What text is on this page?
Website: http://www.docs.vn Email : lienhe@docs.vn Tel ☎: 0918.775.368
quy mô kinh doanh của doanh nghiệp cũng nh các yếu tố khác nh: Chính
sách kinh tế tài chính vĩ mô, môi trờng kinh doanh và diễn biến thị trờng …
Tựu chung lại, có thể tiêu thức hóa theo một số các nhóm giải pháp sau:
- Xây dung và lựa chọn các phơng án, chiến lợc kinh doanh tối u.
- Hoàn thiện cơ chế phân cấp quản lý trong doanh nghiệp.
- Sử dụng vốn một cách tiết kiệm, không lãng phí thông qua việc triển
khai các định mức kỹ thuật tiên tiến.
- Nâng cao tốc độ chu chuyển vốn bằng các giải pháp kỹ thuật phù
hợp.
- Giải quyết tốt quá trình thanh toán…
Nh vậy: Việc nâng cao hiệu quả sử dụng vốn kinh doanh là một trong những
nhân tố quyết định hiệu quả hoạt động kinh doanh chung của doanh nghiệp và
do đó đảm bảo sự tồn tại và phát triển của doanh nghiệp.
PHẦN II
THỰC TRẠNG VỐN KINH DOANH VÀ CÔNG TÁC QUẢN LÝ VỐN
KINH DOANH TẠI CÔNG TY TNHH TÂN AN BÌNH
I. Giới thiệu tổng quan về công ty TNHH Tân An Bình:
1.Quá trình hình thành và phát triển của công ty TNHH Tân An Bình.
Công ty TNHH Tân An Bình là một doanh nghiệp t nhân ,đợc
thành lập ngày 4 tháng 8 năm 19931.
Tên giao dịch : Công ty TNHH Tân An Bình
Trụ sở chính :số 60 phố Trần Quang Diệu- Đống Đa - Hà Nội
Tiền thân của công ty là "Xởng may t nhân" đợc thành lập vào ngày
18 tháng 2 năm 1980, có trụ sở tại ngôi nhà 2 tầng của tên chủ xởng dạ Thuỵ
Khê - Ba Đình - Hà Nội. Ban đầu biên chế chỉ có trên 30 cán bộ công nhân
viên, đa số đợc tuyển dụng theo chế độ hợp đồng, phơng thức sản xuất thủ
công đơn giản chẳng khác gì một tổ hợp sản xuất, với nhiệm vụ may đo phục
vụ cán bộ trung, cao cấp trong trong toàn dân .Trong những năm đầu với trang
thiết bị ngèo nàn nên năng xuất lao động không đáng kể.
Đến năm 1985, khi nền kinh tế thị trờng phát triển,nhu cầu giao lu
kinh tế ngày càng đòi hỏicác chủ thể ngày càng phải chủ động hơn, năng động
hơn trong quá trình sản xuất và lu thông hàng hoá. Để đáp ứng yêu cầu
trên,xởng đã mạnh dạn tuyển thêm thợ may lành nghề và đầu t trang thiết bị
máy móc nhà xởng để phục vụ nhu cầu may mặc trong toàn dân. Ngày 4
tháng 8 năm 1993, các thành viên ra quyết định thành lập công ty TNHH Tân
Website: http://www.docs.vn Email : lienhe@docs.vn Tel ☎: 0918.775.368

> Given request:
The lines to collect are those holding the string "giao"; copy them all.

> Completed task:
Tên giao dịch : Công ty TNHH Tân An Bình
Đến năm 1985, khi nền kinh tế thị trờng phát triển,nhu cầu giao lu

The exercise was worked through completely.